Problem to work on: Render the records between the lines holding "Give me the" and "activity-lifecycle-diagram: Activity launched", inclusive, as a JSON list of strings with one string per line, leaving out blank lines.

Data to process:
============
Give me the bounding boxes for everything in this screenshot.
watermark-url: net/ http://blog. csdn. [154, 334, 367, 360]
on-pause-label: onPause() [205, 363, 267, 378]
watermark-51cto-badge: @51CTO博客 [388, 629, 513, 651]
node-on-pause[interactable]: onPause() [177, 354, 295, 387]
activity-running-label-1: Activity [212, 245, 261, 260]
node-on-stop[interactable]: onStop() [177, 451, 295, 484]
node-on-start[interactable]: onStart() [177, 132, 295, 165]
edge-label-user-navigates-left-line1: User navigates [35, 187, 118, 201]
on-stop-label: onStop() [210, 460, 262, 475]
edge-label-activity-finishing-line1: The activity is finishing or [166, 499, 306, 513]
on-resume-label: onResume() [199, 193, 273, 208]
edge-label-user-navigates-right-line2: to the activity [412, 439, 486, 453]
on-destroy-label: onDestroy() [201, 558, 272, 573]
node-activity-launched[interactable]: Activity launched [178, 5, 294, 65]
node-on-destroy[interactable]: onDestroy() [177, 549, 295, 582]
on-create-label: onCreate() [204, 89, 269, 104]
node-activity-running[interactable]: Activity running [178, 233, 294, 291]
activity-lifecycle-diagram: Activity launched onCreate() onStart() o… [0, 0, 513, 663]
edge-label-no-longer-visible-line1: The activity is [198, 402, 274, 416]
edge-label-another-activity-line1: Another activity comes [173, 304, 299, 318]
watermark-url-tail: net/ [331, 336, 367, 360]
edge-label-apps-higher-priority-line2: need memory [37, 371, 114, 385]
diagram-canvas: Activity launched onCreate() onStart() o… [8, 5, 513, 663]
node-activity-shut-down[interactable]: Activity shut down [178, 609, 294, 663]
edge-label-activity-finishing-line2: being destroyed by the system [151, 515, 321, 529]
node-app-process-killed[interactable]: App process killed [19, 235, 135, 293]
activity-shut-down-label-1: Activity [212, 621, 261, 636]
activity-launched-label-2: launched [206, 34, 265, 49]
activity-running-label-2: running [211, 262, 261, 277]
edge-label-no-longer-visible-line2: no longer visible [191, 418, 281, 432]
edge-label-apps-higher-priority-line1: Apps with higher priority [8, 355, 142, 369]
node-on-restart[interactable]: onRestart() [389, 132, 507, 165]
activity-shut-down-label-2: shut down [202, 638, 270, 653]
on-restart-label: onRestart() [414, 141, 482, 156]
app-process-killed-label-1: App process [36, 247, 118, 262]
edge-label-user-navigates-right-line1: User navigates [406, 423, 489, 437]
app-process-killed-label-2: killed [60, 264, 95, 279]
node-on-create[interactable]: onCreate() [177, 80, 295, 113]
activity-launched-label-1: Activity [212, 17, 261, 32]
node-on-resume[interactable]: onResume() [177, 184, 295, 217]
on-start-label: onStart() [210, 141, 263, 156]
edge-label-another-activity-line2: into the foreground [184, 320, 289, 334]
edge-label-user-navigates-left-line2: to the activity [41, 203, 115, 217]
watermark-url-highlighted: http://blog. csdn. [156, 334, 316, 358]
============
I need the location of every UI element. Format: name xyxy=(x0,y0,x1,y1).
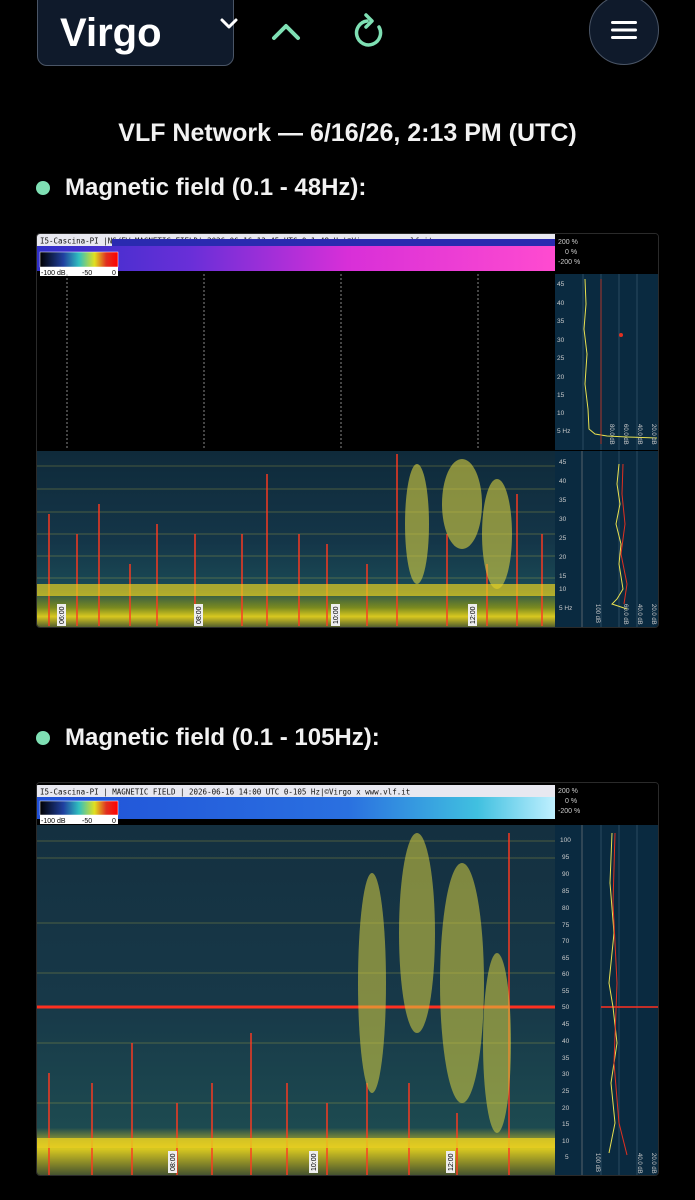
============
Problem solution:
[
  "Give me the bounding boxes for everything in this screenshot.",
  "watermark-url: net/ http://blog. csdn. [154, 334, 367, 360]",
  "on-pause-label: onPause() [205, 363, 267, 378]",
  "watermark-51cto-badge: @51CTO博客 [388, 629, 513, 651]",
  "node-on-pause[interactable]: onPause() [177, 354, 295, 387]",
  "activity-running-label-1: Activity [212, 245, 261, 260]",
  "node-on-stop[interactable]: onStop() [177, 451, 295, 484]",
  "node-on-start[interactable]: onStart() [177, 132, 295, 165]",
  "edge-label-user-navigates-left-line1: User navigates [35, 187, 118, 201]",
  "on-stop-label: onStop() [210, 460, 262, 475]",
  "edge-label-activity-finishing-line1: The activity is finishing or [166, 499, 306, 513]",
  "on-resume-label: onResume() [199, 193, 273, 208]",
  "edge-label-user-navigates-right-line2: to the activity [412, 439, 486, 453]",
  "on-destroy-label: onDestroy() [201, 558, 272, 573]",
  "node-activity-launched[interactable]: Activity launched [178, 5, 294, 65]",
  "node-on-destroy[interactable]: onDestroy() [177, 549, 295, 582]",
  "on-create-label: onCreate() [204, 89, 269, 104]",
  "node-activity-running[interactable]: Activity running [178, 233, 294, 291]",
  "activity-lifecycle-diagram: Activity launched onCreate() onStart() o… [0, 0, 513, 663]"
]